Give back every line exactly as it appears, pictures excluded.

====== PROVIDED MATERIAL

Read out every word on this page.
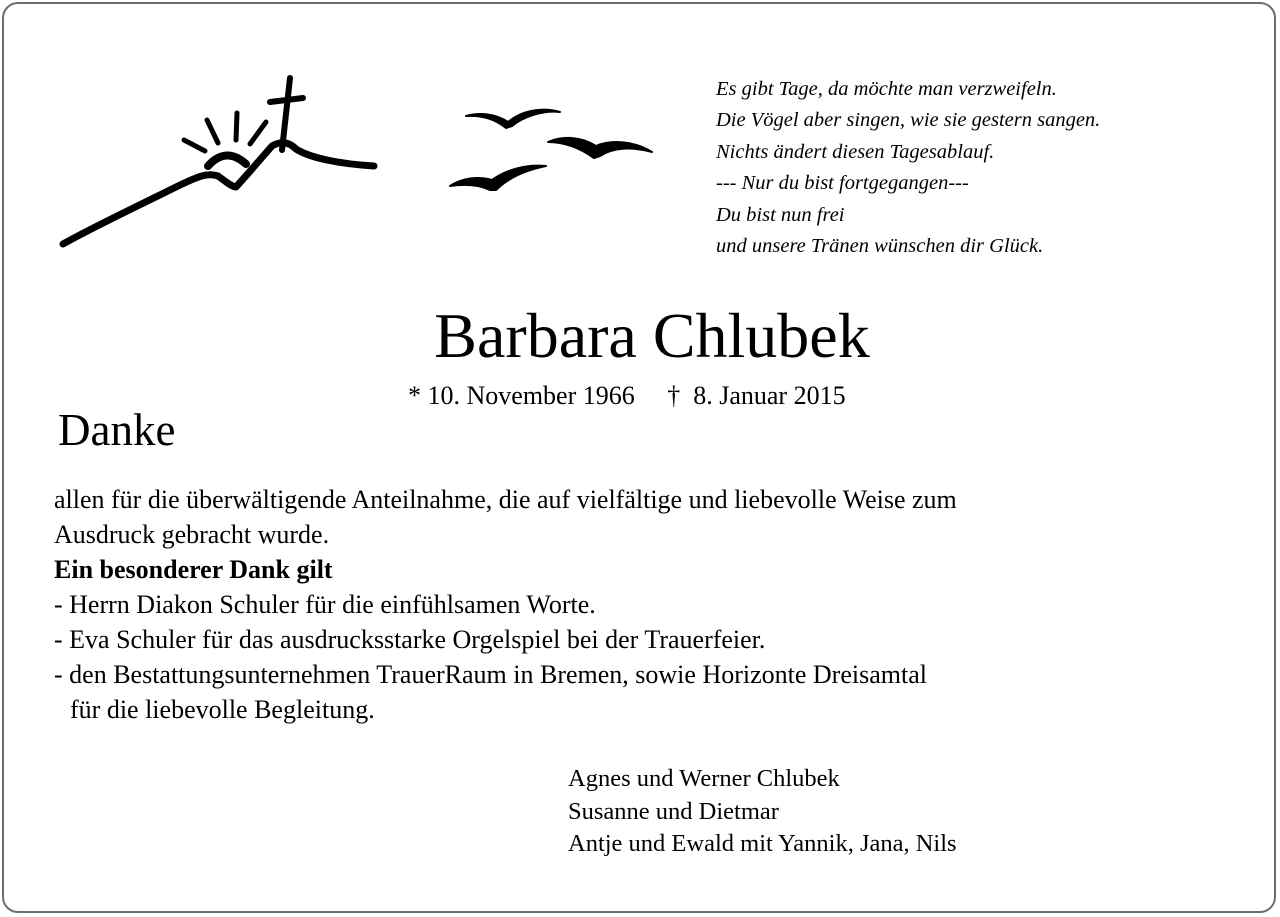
Es gibt Tage, da möchte man verzweifeln.
Die Vögel aber singen, wie sie gestern sangen.
Nichts ändert diesen Tagesablauf.
--- Nur du bist fortgegangen---
Du bist nun frei
und unsere Tränen wünschen dir Glück.
Barbara Chlubek
* 10. November 1966     †  8. Januar 2015
Danke
allen für die überwältigende Anteilnahme, die auf vielfältige und liebevolle Weise zum
Ausdruck gebracht wurde.
Ein besonderer Dank gilt
- Herrn Diakon Schuler für die einfühlsamen Worte.
- Eva Schuler für das ausdrucksstarke Orgelspiel bei der Trauerfeier.
- den Bestattungsunternehmen TrauerRaum in Bremen, sowie Horizonte Dreisamtal
für die liebevolle Begleitung.
Agnes und Werner Chlubek
Susanne und Dietmar
Antje und Ewald mit Yannik, Jana, Nils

============

* **COMPLETED EXERCISE**
Read out every word on this page.
Es gibt Tage, da möchte man verzweifeln.
Die Vögel aber singen, wie sie gestern sangen.
Nichts ändert diesen Tagesablauf.
--- Nur du bist fortgegangen---
Du bist nun frei
und unsere Tränen wünschen dir Glück.
Barbara Chlubek
* 10. November 1966     †  8. Januar 2015
Danke
allen für die überwältigende Anteilnahme, die auf vielfältige und liebevolle Weise zum
Ausdruck gebracht wurde.
Ein besonderer Dank gilt
- Herrn Diakon Schuler für die einfühlsamen Worte.
- Eva Schuler für das ausdrucksstarke Orgelspiel bei der Trauerfeier.
- den Bestattungsunternehmen TrauerRaum in Bremen, sowie Horizonte Dreisamtal
für die liebevolle Begleitung.
Agnes und Werner Chlubek
Susanne und Dietmar
Antje und Ewald mit Yannik, Jana, Nils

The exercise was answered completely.